## Stored rows
______

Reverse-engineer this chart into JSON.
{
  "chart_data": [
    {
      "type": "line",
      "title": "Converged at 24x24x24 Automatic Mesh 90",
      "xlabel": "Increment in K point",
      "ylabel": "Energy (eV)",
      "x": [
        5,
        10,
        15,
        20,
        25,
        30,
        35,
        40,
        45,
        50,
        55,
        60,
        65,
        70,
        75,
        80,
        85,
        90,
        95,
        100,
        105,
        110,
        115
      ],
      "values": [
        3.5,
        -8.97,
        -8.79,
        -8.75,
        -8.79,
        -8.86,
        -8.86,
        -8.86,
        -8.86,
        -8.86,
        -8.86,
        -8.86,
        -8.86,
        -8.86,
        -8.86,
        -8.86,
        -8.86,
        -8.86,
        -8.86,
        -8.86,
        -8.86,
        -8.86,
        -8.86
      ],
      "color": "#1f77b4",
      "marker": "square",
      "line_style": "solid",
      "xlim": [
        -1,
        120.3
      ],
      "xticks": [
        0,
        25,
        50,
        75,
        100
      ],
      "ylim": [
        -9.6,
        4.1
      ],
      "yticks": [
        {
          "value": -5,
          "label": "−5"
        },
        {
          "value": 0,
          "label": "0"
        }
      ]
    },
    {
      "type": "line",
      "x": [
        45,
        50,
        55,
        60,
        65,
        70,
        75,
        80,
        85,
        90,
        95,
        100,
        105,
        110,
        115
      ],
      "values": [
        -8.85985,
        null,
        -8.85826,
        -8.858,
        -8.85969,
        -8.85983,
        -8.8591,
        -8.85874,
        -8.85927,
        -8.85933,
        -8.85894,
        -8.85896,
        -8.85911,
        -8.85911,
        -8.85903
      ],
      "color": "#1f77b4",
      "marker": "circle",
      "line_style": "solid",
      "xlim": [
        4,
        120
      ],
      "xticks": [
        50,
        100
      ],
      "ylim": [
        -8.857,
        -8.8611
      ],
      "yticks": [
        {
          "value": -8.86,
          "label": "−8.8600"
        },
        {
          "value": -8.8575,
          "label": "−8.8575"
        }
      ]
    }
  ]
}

______

Copy out each line exactly as written.

## Response to this task
Reverse-engineer this chart into JSON.
{
  "chart_data": [
    {
      "type": "line",
      "title": "Converged at 24x24x24 Automatic Mesh 90",
      "xlabel": "Increment in K point",
      "ylabel": "Energy (eV)",
      "x": [
        5,
        10,
        15,
        20,
        25,
        30,
        35,
        40,
        45,
        50,
        55,
        60,
        65,
        70,
        75,
        80,
        85,
        90,
        95,
        100,
        105,
        110,
        115
      ],
      "values": [
        3.5,
        -8.97,
        -8.79,
        -8.75,
        -8.79,
        -8.86,
        -8.86,
        -8.86,
        -8.86,
        -8.86,
        -8.86,
        -8.86,
        -8.86,
        -8.86,
        -8.86,
        -8.86,
        -8.86,
        -8.86,
        -8.86,
        -8.86,
        -8.86,
        -8.86,
        -8.86
      ],
      "color": "#1f77b4",
      "marker": "square",
      "line_style": "solid",
      "xlim": [
        -1,
        120.3
      ],
      "xticks": [
        0,
        25,
        50,
        75,
        100
      ],
      "ylim": [
        -9.6,
        4.1
      ],
      "yticks": [
        {
          "value": -5,
          "label": "−5"
        },
        {
          "value": 0,
          "label": "0"
        }
      ]
    },
    {
      "type": "line",
      "x": [
        45,
        50,
        55,
        60,
        65,
        70,
        75,
        80,
        85,
        90,
        95,
        100,
        105,
        110,
        115
      ],
      "values": [
        -8.85985,
        null,
        -8.85826,
        -8.858,
        -8.85969,
        -8.85983,
        -8.8591,
        -8.85874,
        -8.85927,
        -8.85933,
        -8.85894,
        -8.85896,
        -8.85911,
        -8.85911,
        -8.85903
      ],
      "color": "#1f77b4",
      "marker": "circle",
      "line_style": "solid",
      "xlim": [
        4,
        120
      ],
      "xticks": [
        50,
        100
      ],
      "ylim": [
        -8.857,
        -8.8611
      ],
      "yticks": [
        {
          "value": -8.86,
          "label": "−8.8600"
        },
        {
          "value": -8.8575,
          "label": "−8.8575"
        }
      ]
    }
  ]
}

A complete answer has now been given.